__WHAT IS EXPECTED__: Pick out and copy every line below that has the word "animal".

__EXTRACTED DATA__:

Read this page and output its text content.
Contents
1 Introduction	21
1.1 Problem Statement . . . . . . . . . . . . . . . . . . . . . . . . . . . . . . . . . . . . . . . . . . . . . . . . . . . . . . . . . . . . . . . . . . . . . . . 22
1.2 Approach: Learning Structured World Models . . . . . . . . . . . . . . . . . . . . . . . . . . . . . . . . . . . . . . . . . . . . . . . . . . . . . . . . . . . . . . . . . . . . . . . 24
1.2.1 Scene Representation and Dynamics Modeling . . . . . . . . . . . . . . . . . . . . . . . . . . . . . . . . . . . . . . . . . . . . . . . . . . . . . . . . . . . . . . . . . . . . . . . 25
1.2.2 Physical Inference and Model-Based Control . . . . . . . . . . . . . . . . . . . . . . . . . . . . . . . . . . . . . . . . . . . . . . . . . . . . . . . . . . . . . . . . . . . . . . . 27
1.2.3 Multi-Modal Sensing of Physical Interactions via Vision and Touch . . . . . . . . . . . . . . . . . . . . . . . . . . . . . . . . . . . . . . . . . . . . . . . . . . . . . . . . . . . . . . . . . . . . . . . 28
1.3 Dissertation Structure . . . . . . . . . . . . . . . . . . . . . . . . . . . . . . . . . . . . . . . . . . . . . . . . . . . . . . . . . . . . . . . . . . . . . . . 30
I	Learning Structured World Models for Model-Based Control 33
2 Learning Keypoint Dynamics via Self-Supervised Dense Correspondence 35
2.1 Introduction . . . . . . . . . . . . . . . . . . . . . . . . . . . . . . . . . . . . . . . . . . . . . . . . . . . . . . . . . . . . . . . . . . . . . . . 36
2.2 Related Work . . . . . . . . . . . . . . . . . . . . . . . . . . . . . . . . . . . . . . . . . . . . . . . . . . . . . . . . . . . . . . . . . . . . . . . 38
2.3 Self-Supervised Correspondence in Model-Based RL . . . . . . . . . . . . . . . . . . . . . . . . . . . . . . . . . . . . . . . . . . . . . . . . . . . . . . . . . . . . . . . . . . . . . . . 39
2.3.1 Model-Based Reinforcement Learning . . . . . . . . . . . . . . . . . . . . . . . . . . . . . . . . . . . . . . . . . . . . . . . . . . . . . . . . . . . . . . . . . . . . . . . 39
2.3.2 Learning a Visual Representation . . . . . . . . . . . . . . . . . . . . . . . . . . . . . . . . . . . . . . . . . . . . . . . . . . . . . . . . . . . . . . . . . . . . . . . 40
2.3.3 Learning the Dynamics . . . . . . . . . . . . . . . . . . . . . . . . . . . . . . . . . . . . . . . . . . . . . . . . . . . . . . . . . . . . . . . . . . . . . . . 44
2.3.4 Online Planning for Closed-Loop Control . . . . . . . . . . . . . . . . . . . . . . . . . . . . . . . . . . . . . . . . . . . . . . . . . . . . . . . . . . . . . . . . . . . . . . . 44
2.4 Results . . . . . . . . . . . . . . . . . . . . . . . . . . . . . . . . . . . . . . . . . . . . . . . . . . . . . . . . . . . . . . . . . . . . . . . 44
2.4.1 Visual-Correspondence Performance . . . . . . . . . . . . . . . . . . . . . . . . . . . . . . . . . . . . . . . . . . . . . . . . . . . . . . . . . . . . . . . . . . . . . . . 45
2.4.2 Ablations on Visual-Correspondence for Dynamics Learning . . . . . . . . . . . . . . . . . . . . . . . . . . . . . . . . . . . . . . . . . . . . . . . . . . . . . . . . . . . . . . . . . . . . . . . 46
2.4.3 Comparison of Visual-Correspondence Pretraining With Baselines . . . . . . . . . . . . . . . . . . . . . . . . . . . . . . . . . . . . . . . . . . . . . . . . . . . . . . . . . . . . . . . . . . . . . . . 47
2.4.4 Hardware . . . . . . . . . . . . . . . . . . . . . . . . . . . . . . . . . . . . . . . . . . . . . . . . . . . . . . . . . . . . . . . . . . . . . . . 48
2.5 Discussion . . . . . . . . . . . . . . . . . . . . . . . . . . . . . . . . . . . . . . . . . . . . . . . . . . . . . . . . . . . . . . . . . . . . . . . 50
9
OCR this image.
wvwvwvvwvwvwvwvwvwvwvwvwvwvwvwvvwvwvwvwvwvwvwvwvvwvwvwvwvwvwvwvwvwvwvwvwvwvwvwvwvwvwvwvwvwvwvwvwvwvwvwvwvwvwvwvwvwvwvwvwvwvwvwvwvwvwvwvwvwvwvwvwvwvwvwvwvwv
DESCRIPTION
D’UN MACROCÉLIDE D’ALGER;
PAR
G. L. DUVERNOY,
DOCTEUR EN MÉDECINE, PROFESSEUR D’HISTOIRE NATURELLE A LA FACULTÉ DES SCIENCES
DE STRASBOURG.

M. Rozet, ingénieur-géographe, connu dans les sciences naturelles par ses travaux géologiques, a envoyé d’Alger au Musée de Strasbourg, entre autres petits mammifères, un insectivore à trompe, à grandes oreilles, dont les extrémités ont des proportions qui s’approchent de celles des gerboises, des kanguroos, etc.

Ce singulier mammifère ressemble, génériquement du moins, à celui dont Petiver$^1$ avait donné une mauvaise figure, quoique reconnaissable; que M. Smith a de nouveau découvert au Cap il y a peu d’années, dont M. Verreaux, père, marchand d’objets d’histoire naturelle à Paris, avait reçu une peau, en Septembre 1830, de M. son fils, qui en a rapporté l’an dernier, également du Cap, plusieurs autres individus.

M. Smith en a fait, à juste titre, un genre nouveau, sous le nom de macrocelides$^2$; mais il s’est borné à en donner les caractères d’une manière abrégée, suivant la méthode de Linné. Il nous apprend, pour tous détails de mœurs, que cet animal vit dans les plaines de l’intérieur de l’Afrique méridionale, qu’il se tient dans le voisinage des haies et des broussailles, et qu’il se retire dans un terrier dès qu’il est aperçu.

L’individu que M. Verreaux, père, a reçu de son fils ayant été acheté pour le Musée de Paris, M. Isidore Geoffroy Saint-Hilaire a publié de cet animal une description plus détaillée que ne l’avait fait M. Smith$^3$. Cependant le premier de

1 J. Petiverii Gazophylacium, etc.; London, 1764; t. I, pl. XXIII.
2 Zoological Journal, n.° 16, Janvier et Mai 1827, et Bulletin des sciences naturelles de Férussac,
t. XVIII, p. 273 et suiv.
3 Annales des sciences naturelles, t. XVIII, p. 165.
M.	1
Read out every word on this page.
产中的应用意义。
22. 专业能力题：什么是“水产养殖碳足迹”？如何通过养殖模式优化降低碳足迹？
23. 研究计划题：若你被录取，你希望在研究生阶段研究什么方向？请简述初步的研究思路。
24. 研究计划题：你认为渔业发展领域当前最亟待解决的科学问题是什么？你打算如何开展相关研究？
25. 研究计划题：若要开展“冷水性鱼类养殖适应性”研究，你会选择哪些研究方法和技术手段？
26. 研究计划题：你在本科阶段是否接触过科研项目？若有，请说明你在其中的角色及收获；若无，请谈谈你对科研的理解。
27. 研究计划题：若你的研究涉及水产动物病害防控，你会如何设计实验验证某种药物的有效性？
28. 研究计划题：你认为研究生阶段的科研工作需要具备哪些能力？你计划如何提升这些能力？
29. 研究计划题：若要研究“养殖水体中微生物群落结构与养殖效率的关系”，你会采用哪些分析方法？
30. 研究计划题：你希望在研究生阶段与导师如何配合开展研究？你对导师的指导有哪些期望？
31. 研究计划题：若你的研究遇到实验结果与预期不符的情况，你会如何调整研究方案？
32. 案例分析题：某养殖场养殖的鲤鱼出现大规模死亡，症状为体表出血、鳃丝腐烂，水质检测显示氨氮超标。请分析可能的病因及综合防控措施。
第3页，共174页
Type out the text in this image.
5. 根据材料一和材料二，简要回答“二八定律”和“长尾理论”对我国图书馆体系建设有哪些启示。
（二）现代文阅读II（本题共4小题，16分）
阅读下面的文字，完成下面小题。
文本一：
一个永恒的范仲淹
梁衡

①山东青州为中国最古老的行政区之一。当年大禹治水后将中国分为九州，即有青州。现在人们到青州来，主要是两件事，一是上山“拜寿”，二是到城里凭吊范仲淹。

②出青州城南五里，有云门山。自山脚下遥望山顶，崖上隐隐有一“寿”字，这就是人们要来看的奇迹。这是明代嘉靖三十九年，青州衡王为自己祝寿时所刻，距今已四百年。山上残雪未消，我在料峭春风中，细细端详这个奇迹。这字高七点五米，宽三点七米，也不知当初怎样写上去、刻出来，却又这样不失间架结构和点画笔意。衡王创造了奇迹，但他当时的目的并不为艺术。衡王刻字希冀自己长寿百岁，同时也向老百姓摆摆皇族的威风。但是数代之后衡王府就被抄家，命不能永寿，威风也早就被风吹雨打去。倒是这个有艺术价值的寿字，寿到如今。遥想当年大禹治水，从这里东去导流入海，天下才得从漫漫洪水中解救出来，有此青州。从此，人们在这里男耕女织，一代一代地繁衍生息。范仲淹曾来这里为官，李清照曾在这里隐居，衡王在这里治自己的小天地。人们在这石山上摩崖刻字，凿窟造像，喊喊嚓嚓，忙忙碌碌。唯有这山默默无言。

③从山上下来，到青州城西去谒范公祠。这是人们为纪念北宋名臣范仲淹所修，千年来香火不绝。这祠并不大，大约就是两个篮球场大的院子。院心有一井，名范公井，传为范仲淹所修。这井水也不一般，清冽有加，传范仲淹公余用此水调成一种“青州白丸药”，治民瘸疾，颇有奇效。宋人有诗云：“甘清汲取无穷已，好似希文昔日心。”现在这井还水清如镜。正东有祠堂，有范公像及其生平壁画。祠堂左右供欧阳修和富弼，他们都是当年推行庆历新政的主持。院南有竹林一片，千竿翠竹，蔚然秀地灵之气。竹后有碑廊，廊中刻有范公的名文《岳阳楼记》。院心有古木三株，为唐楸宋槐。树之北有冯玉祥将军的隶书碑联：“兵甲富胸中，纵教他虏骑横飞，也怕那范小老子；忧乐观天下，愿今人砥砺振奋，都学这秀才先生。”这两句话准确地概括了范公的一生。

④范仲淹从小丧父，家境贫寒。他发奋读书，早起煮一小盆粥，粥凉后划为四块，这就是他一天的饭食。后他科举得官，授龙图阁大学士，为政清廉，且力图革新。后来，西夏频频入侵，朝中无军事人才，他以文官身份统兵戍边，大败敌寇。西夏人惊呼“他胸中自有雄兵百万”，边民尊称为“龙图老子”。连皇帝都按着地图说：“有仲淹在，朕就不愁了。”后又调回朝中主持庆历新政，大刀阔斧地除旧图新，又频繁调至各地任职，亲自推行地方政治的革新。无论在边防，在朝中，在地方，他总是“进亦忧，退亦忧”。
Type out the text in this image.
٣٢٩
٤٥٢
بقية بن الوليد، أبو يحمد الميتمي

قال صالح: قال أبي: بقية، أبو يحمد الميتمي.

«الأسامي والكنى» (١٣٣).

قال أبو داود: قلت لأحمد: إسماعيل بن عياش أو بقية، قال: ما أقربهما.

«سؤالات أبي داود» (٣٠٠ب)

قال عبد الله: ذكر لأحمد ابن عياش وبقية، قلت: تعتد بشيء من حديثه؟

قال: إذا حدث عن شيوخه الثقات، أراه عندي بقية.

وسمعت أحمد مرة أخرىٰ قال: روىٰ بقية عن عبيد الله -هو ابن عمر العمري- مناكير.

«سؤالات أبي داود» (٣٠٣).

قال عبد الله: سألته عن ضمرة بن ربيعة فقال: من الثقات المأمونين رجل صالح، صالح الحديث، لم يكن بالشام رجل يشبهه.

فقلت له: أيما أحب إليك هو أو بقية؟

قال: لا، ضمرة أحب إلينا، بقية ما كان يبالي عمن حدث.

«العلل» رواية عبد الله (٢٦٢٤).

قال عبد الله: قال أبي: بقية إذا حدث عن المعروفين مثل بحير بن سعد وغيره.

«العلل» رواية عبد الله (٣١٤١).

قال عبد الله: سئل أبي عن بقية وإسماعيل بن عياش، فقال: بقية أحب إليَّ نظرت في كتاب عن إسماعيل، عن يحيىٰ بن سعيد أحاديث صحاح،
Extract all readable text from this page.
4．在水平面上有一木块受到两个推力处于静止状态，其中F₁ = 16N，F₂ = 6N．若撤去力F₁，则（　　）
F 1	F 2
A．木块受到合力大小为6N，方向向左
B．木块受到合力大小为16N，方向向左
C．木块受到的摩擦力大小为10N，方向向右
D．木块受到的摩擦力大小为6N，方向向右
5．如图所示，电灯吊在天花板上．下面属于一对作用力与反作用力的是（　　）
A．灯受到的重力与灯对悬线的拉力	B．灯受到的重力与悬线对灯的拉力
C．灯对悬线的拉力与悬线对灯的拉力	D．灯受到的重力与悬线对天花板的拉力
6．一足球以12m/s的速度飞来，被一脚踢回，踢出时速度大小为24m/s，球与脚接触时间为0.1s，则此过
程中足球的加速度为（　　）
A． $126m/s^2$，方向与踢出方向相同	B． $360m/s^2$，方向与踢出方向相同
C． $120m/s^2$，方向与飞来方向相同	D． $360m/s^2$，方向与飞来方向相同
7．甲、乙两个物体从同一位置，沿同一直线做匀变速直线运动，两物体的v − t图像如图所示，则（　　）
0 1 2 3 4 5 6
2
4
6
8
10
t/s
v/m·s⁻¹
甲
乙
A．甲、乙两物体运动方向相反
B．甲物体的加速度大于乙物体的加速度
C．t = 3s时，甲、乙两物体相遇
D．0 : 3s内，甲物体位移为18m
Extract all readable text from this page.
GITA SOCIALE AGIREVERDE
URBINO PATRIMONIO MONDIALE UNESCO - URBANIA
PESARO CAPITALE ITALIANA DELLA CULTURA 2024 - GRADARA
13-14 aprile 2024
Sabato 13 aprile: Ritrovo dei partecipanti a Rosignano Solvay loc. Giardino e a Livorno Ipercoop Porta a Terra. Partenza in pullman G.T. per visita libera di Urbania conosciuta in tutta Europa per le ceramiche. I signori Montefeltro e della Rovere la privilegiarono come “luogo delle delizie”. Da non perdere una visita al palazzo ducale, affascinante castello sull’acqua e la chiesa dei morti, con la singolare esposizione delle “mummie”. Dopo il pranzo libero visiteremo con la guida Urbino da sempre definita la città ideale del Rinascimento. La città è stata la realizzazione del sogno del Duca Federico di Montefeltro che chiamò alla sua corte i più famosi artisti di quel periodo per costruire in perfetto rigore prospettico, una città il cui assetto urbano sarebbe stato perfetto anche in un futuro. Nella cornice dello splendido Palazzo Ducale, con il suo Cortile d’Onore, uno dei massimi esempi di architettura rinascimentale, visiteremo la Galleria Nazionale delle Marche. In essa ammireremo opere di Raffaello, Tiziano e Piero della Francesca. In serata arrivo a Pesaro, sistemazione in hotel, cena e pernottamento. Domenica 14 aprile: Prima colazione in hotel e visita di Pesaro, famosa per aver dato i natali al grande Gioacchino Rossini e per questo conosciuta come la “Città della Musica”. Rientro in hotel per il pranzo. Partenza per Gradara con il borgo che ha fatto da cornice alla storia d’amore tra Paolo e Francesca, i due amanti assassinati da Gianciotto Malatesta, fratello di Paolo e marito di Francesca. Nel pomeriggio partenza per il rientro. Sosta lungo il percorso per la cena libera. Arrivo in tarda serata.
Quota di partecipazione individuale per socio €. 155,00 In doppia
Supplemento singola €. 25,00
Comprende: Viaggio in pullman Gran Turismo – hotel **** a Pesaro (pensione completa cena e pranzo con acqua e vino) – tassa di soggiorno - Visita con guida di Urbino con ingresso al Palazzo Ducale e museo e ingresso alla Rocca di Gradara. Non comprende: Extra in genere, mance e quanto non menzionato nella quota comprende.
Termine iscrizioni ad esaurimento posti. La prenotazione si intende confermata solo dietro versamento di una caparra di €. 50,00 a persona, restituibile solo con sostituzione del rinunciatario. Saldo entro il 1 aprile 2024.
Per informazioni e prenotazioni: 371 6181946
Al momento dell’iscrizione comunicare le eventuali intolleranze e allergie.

__FULL SOLUTION__:
M. Smith en a fait, à juste titre, un genre nouveau, sous le nom de macrocelides$^2$; mais il s’est borné à en donner les caractères d’une manière abrégée, suivant la méthode de Linné. Il nous apprend, pour tous détails de mœurs, que cet animal vit dans les plaines de l’intérieur de l’Afrique méridionale, qu’il se tient dans le voisinage des haies et des broussailles, et qu’il se retire dans un terrier dès qu’il est aperçu.
L’individu que M. Verreaux, père, a reçu de son fils ayant été acheté pour le Musée de Paris, M. Isidore Geoffroy Saint-Hilaire a publié de cet animal une description plus détaillée que ne l’avait fait M. Smith$^3$. Cependant le premier de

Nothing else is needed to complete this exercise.